Exercise directions: Find every line in the records below that holds the word "having", and copy it out.
[START Supplied material]
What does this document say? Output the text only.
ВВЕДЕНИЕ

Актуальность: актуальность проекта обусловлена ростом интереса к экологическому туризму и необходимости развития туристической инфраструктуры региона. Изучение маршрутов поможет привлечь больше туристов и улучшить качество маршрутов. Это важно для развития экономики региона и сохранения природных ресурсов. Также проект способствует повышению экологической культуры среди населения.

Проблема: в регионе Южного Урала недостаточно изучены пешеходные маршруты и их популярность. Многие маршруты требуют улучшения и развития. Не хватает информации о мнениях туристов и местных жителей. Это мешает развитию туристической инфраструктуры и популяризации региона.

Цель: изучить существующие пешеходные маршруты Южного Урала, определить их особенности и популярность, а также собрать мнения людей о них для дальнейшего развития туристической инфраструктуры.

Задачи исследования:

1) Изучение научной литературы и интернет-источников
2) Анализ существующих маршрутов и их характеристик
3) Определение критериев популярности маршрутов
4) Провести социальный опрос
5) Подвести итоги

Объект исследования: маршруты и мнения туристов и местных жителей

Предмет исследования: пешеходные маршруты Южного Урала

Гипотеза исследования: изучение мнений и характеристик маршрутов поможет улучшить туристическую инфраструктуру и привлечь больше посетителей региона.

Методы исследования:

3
[END Supplied material]
[START Supplied material]
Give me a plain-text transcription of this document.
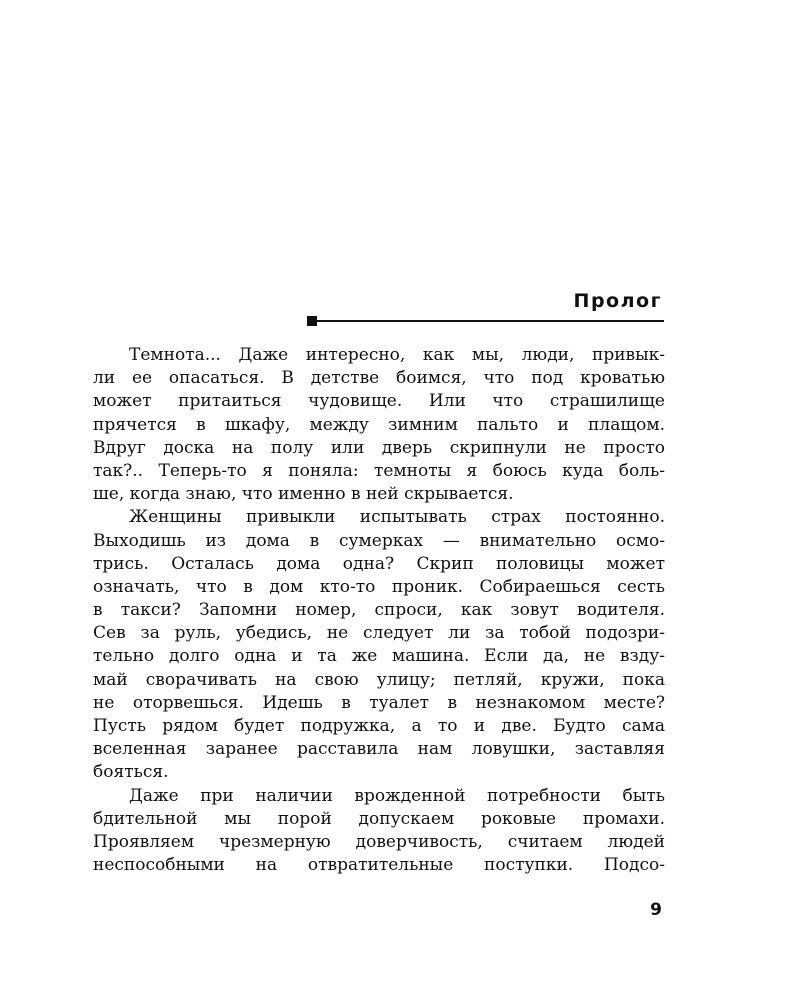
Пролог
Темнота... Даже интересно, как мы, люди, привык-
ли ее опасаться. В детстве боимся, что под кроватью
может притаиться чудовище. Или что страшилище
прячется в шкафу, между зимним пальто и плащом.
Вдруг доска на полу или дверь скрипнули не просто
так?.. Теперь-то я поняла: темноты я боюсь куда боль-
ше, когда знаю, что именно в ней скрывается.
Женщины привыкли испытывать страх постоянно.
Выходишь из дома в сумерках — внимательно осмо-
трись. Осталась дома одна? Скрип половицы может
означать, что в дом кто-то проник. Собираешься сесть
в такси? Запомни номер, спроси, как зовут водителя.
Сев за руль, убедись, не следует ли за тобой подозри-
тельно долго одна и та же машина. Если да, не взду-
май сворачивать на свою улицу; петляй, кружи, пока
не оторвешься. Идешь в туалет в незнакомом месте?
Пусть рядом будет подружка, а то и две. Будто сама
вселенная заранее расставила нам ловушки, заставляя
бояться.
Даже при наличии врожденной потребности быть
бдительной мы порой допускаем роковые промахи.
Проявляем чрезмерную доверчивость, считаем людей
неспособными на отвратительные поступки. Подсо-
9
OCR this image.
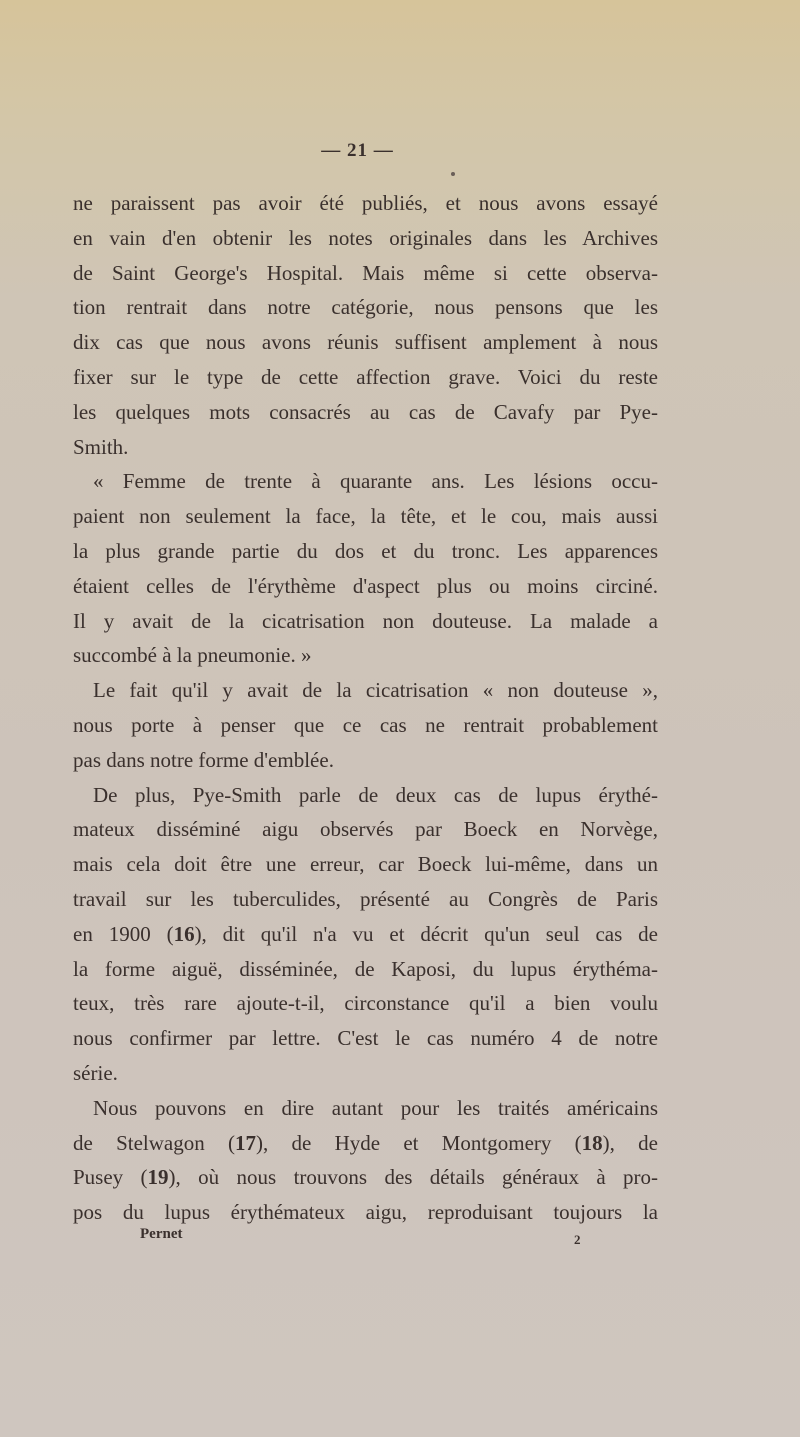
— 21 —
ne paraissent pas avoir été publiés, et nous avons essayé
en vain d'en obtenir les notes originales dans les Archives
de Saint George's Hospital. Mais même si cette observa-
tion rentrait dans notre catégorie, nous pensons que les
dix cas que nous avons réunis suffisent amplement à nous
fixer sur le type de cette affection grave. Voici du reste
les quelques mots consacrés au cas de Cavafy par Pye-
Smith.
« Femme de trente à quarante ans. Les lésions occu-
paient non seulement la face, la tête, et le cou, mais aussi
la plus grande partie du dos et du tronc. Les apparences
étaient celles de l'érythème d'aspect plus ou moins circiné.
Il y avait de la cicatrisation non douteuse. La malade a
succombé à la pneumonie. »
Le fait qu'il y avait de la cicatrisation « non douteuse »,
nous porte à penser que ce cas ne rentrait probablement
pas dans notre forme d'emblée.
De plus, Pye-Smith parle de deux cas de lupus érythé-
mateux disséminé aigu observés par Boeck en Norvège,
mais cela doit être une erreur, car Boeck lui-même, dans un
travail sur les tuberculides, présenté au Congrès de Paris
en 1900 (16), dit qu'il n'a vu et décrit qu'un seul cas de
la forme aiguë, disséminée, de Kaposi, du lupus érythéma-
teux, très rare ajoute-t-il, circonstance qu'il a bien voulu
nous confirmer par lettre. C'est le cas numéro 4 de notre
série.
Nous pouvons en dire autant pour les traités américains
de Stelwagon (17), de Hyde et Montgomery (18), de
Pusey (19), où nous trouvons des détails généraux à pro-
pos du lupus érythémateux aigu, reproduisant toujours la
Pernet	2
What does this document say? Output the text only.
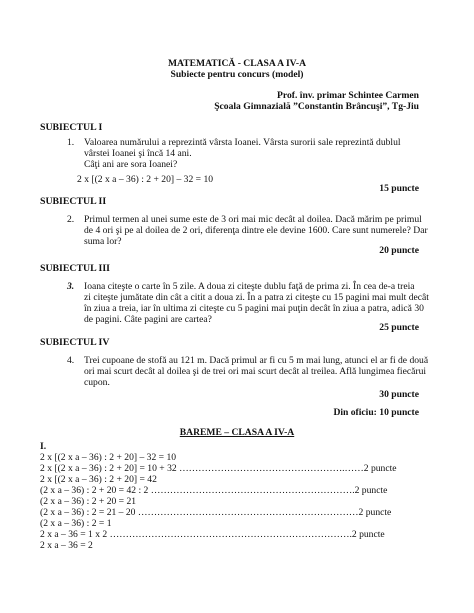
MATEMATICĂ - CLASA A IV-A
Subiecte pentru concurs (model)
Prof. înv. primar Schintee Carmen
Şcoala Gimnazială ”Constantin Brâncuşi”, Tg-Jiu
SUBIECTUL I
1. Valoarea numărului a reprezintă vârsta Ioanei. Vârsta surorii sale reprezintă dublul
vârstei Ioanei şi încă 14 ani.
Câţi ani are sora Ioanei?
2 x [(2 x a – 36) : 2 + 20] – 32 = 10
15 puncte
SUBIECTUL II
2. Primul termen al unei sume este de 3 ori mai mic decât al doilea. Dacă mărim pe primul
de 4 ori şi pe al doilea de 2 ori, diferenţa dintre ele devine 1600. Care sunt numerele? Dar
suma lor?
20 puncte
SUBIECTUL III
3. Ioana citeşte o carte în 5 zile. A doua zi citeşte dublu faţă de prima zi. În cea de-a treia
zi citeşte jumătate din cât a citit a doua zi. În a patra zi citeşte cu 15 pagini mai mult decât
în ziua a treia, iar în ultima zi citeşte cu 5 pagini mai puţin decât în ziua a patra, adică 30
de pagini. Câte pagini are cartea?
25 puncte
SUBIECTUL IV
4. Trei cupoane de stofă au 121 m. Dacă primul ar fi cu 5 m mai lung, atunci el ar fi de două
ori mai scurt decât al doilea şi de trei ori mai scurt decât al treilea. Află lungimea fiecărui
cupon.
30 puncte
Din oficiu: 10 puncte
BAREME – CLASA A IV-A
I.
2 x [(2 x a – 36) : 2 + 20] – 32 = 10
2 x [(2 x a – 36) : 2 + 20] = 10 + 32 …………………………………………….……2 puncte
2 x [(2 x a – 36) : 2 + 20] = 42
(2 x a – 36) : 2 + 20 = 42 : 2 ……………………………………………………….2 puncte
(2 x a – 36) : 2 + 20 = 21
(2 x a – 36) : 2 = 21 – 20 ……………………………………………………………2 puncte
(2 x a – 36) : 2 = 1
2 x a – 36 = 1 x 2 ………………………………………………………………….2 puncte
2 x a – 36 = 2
[END Supplied material]
[START Supplied material]
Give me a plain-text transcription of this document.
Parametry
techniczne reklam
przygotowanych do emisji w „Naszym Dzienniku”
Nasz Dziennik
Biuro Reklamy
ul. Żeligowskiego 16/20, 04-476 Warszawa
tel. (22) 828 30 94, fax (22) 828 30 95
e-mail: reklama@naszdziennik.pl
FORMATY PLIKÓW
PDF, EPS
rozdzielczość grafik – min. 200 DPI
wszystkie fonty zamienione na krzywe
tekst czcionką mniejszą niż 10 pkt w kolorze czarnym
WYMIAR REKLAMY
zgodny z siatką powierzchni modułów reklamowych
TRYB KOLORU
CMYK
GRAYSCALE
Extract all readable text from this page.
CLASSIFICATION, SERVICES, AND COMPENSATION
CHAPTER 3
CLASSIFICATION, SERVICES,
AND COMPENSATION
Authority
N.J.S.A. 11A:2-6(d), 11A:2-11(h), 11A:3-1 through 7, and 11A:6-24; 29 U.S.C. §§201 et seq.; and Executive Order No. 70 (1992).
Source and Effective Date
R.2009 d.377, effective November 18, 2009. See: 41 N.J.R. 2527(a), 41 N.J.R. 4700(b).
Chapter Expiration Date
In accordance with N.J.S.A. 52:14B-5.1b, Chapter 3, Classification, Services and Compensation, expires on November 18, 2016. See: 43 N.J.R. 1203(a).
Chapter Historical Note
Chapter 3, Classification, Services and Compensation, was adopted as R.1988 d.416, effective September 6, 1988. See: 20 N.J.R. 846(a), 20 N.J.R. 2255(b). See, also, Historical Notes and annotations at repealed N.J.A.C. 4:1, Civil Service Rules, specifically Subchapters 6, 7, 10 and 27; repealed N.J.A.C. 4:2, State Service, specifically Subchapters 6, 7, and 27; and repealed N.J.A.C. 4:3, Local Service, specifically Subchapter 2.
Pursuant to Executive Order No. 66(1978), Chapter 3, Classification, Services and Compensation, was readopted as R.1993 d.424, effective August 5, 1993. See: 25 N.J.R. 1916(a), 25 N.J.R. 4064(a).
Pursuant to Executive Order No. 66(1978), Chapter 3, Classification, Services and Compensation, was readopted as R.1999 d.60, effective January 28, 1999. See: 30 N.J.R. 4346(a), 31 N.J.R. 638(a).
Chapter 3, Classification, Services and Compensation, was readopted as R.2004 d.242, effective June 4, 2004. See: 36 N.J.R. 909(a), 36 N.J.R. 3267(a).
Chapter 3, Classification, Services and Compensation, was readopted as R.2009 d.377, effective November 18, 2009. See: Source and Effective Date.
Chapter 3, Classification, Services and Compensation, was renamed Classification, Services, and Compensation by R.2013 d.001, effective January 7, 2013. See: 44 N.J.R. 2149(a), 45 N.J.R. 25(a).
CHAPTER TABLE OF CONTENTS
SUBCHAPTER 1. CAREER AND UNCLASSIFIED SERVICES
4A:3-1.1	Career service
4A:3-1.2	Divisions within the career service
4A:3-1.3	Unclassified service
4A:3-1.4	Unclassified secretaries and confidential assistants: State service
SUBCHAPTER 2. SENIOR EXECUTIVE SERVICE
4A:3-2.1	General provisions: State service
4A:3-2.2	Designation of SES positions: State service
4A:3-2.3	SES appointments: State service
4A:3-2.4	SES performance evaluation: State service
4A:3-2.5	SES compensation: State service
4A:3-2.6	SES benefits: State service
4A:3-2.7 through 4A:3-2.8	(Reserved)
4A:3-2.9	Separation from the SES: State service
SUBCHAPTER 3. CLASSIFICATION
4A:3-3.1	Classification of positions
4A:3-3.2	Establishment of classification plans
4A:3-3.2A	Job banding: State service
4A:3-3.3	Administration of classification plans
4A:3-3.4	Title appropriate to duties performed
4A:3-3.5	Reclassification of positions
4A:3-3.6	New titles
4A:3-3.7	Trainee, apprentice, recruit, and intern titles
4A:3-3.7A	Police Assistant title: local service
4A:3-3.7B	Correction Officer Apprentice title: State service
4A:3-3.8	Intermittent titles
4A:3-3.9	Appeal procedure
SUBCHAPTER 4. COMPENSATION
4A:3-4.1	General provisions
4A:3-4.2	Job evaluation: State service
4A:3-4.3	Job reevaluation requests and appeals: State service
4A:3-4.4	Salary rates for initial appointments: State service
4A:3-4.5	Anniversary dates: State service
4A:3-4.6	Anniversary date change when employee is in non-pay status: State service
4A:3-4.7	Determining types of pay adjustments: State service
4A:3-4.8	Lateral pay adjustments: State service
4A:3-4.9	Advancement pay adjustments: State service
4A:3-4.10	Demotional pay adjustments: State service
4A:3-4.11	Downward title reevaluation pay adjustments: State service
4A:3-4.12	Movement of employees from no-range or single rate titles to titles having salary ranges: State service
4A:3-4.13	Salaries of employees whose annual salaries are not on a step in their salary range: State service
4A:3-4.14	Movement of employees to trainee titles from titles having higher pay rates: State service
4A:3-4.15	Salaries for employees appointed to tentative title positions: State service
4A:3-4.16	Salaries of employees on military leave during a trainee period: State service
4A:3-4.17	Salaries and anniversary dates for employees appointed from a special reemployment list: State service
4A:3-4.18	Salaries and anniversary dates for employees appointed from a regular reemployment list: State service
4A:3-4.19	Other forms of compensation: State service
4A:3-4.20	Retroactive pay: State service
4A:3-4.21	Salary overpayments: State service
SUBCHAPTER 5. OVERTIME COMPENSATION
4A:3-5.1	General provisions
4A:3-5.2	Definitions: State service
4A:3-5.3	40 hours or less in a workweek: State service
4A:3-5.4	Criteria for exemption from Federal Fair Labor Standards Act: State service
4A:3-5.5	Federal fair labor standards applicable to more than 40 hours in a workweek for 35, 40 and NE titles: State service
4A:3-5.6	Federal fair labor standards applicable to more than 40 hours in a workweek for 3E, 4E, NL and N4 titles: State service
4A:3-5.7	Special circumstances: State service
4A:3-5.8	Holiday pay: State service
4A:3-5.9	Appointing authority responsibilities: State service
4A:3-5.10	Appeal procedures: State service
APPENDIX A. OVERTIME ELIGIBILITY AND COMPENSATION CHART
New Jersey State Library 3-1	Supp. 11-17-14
[END Supplied material]
Full solution:
4A:3-4.12	Movement of employees from no-range or single rate titles to titles having salary ranges: State service
4A:3-4.14	Movement of employees to trainee titles from titles having higher pay rates: State service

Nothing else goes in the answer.